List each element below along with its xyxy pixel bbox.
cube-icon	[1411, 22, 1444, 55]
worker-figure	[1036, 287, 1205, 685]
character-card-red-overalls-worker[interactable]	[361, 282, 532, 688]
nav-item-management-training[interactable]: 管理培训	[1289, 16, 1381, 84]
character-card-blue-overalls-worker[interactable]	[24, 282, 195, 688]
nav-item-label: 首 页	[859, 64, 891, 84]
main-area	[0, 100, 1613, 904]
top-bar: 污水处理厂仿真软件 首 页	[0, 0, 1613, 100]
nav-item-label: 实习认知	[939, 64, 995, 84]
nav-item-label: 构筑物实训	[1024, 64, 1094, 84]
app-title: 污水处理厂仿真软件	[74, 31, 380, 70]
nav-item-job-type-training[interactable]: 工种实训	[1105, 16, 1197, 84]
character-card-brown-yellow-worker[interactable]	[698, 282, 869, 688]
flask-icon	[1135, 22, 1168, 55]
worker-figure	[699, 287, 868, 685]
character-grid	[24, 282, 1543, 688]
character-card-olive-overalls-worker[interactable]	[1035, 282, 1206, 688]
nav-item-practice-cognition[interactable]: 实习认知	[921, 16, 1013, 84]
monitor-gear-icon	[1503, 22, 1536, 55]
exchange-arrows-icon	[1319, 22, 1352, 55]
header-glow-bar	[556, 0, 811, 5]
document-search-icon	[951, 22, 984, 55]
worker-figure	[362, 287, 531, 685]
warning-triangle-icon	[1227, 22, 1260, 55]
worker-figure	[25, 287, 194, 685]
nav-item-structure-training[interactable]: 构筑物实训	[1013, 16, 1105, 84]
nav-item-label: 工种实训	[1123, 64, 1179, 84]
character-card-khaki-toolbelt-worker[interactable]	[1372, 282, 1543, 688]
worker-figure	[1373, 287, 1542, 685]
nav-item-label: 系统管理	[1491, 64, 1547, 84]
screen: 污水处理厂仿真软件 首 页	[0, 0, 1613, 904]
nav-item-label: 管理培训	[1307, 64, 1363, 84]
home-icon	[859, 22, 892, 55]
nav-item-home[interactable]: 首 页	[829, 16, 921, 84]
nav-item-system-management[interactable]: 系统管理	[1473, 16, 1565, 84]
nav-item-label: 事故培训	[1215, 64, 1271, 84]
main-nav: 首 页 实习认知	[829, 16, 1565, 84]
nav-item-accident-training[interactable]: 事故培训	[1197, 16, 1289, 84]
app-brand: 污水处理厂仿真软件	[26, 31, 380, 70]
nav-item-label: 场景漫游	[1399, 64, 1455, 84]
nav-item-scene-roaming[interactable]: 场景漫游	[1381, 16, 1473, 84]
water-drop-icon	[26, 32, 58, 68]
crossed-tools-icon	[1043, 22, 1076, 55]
◇ ◇ ◇ ◇ ◇ ◇ ◇
[Instructions to follow]: Rewrite every line in the rows above as a JSON list of strings, with one string per line and any blank lines omitted.

[Answer for this exercise]:
[
  "List each element below along with its xyxy pixel bbox.",
  "cube-icon\t[1411, 22, 1444, 55]",
  "worker-figure\t[1036, 287, 1205, 685]",
  "character-card-red-overalls-worker[interactable]\t[361, 282, 532, 688]",
  "nav-item-management-training[interactable]: 管理培训\t[1289, 16, 1381, 84]",
  "character-card-blue-overalls-worker[interactable]\t[24, 282, 195, 688]",
  "nav-item-label: 首 页\t[859, 64, 891, 84]",
  "main-area\t[0, 100, 1613, 904]",
  "top-bar: 污水处理厂仿真软件 首 页\t[0, 0, 1613, 100]",
  "nav-item-label: 实习认知\t[939, 64, 995, 84]",
  "nav-item-label: 构筑物实训\t[1024, 64, 1094, 84]",
  "app-title: 污水处理厂仿真软件\t[74, 31, 380, 70]",
  "nav-item-job-type-training[interactable]: 工种实训\t[1105, 16, 1197, 84]",
  "character-card-brown-yellow-worker[interactable]\t[698, 282, 869, 688]",
  "flask-icon\t[1135, 22, 1168, 55]",
  "worker-figure\t[699, 287, 868, 685]",
  "character-grid\t[24, 282, 1543, 688]",
  "character-card-olive-overalls-worker[interactable]\t[1035, 282, 1206, 688]",
  "nav-item-practice-cognition[interactable]: 实习认知\t[921, 16, 1013, 84]",
  "monitor-gear-icon\t[1503, 22, 1536, 55]",
  "exchange-arrows-icon\t[1319, 22, 1352, 55]",
  "header-glow-bar\t[556, 0, 811, 5]",
  "document-search-icon\t[951, 22, 984, 55]",
  "worker-figure\t[362, 287, 531, 685]",
  "warning-triangle-icon\t[1227, 22, 1260, 55]",
  "worker-figure\t[25, 287, 194, 685]",
  "nav-item-structure-training[interactable]: 构筑物实训\t[1013, 16, 1105, 84]",
  "nav-item-label: 工种实训\t[1123, 64, 1179, 84]",
  "character-card-khaki-toolbelt-worker[interactable]\t[1372, 282, 1543, 688]",
  "worker-figure\t[1373, 287, 1542, 685]",
  "nav-item-label: 系统管理\t[1491, 64, 1547, 84]",
  "screen: 污水处理厂仿真软件 首 页\t[0, 0, 1613, 904]",
  "nav-item-label: 管理培训\t[1307, 64, 1363, 84]",
  "home-icon\t[859, 22, 892, 55]",
  "nav-item-home[interactable]: 首 页\t[829, 16, 921, 84]",
  "nav-item-system-management[interactable]: 系统管理\t[1473, 16, 1565, 84]",
  "nav-item-label: 事故培训\t[1215, 64, 1271, 84]",
  "main-nav: 首 页 实习认知\t[829, 16, 1565, 84]",
  "nav-item-accident-training[interactable]: 事故培训\t[1197, 16, 1289, 84]",
  "app-brand: 污水处理厂仿真软件\t[26, 31, 380, 70]",
  "nav-item-label: 场景漫游\t[1399, 64, 1455, 84]",
  "nav-item-scene-roaming[interactable]: 场景漫游\t[1381, 16, 1473, 84]",
  "water-drop-icon\t[26, 32, 58, 68]",
  "crossed-tools-icon\t[1043, 22, 1076, 55]"
]